◆ DIRECTIVES
(A) In the article on the Left Party, in what season and year was the Left Party formed?
(B) Repeat word for word everything in the article on the Left Party from "Although the Left" down to "within its ranks.".

The Left Party held its second national congress in the eastern German city of Erfurt this weekend. The central issue up for debate at this "Erfurt congress of the Left Party" was a resolution on a party programme, to be voted on prior to the program’s ratification by the party membership.
Although the Left Party has existed for four years, it had so far lacked a specific programme. When the Party of Democratic Socialism (PDS)—the successor party to the Socialist Unity Party (SED), the Stalinist state party of East Germany—and the West German-based Election Alternative for Jobs and Social Justice (WASG) banded together to form the Left Party in the summer of 2007, they agreed only on "programmatic cornerstones." This programmatic vagueness enabled the Left Party to unite various political tendencies within its ranks.
From the very beginning, the Left Party was a bureaucratic construct. In the east of the country, soon after the fall of the Berlin Wall in 1989, the heirs of the SED regrouped to form the PDS, which played an important role in channeling protests against the East German regime along the lines of capitalist restoration and German national reunification. The PDS subsequently worked to contain the popular anger resulting from the economic and social decline of eastern Germany. Its ranks included many conservative pro-business politicians occupying important posts in municipal and state administrations.

◆ DATA
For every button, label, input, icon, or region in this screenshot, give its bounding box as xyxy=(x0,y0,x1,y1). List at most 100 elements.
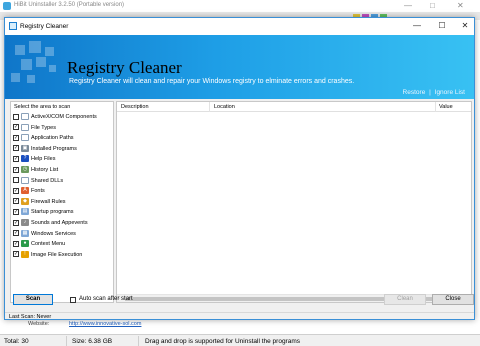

◆ OUTPUTS BY TASK
(A) In the summer of 2007.

(B)
Although the Left Party has existed for four years, it had so far lacked a specific programme. When the Party of Democratic Socialism (PDS)—the successor party to the Socialist Unity Party (SED), the Stalinist state party of East Germany—and the West German-based Election Alternative for Jobs and Social Justice (WASG) banded together to form the Left Party in the summer of 2007, they agreed only on "programmatic cornerstones." This programmatic vagueness enabled the Left Party to unite various political tendencies within its ranks.